--- Start of Data to process ---
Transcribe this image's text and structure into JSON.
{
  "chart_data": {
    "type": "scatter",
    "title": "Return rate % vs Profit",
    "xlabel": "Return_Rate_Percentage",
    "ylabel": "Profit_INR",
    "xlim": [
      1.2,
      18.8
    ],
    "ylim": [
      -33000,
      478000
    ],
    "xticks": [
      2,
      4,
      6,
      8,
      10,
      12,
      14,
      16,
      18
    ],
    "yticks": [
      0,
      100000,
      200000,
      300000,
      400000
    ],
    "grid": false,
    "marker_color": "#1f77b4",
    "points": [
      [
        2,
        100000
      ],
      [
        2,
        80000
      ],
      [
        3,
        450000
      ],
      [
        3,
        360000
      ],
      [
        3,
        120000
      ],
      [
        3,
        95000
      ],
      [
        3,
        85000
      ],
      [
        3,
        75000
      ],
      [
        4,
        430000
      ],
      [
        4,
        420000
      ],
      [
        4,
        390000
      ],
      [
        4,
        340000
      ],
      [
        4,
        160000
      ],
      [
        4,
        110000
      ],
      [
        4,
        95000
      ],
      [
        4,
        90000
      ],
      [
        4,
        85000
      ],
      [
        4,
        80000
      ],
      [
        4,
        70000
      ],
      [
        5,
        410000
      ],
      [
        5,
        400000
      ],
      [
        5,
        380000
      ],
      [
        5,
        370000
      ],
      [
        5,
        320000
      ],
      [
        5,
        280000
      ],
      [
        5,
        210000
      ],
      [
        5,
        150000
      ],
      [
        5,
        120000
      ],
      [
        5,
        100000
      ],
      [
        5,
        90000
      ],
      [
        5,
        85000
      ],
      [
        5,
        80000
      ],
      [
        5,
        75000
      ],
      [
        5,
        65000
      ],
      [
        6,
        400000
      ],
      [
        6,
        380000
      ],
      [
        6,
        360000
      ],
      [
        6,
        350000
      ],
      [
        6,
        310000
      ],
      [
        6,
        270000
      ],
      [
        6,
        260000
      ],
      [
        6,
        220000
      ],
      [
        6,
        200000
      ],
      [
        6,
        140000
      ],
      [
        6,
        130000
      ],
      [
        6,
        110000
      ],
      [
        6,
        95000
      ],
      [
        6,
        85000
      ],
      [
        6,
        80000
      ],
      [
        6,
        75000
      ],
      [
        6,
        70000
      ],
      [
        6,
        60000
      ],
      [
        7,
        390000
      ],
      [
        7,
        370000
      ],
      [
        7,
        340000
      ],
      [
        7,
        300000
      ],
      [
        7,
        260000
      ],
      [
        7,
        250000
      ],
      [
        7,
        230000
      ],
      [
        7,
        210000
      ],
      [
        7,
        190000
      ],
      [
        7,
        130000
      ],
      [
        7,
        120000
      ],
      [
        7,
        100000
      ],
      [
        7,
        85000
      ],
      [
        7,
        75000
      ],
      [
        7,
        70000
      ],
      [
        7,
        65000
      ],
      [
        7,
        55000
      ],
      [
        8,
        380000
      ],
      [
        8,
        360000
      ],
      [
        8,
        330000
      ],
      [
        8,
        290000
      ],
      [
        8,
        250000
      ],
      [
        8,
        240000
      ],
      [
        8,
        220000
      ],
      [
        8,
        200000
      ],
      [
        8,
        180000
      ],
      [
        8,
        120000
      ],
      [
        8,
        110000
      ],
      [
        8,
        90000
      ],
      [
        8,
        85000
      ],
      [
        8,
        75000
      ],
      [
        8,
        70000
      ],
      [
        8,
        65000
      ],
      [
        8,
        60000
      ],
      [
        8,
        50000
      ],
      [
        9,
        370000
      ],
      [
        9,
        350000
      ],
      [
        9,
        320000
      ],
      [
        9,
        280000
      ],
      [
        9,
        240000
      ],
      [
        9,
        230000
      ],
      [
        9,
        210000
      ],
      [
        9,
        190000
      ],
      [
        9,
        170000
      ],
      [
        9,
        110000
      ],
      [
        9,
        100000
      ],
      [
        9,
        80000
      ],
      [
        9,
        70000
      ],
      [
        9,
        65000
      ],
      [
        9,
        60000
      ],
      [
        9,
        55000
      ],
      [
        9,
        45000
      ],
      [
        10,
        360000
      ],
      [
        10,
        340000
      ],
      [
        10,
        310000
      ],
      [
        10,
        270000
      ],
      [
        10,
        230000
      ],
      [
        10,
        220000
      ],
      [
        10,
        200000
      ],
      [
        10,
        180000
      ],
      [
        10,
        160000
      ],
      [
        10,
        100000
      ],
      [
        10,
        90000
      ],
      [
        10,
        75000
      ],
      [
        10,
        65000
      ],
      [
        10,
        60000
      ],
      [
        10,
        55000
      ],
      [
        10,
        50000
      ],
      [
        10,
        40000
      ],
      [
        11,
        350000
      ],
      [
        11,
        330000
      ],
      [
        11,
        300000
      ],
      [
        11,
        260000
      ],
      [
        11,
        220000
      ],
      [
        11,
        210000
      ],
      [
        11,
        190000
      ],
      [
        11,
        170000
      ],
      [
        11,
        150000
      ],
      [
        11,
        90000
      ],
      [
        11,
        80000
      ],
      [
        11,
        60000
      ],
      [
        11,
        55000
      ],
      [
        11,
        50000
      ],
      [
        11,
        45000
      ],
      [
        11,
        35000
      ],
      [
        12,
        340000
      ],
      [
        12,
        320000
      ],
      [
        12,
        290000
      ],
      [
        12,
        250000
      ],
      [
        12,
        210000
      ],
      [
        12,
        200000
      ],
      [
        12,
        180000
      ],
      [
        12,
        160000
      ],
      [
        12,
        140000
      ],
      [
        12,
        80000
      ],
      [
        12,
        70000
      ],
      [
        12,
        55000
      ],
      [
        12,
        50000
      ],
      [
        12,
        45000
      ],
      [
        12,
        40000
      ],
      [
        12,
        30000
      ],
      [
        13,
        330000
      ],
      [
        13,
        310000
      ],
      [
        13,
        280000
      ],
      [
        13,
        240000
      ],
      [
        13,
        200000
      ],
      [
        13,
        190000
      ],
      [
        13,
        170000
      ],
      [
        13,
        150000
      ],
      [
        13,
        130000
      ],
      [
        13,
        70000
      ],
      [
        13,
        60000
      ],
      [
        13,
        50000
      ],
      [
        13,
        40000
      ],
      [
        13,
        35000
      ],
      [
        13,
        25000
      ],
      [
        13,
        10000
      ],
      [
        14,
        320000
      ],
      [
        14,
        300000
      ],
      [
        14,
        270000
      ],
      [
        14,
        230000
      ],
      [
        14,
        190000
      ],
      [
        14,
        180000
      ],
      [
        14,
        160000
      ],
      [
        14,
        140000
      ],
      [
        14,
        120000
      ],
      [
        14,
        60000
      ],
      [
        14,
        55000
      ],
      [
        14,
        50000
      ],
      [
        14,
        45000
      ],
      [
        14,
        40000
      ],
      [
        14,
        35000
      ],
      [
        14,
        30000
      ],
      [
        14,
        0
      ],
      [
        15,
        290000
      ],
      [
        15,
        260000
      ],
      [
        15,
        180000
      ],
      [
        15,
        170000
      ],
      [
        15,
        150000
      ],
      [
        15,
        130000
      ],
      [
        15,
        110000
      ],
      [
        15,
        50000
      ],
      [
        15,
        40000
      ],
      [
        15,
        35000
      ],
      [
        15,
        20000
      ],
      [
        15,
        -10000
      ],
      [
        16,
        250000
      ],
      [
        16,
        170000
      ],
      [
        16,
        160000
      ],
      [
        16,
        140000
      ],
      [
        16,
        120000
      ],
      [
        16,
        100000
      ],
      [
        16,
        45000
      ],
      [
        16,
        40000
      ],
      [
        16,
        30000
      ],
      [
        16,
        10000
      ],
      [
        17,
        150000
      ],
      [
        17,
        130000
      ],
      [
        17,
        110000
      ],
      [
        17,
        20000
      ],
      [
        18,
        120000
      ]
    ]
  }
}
--- End of Data to process ---
--- Start of Data to process ---
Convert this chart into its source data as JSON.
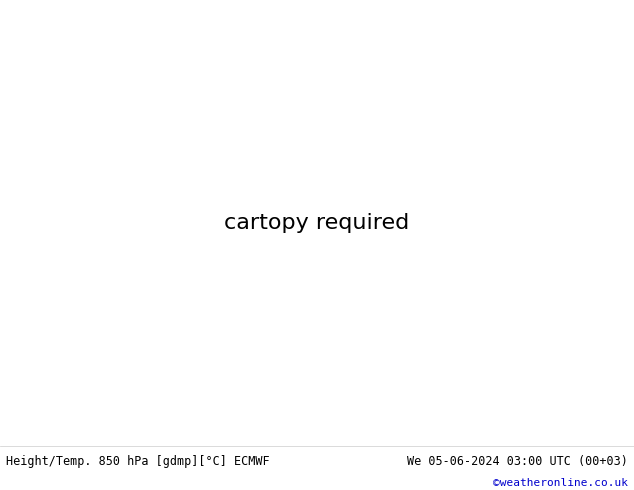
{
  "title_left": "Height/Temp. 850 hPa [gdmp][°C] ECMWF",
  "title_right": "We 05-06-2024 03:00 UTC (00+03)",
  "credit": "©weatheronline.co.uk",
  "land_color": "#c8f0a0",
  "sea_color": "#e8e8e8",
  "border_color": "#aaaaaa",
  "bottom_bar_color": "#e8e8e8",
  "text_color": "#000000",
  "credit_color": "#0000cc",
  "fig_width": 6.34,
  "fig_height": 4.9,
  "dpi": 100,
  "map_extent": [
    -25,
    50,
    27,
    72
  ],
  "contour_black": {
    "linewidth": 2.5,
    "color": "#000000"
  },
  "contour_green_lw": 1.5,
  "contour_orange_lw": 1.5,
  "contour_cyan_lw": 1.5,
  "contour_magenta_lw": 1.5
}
--- End of Data to process ---
Directions for this task:
Give only the number of lines in the material above that include the word "into".

Exercise answer:
2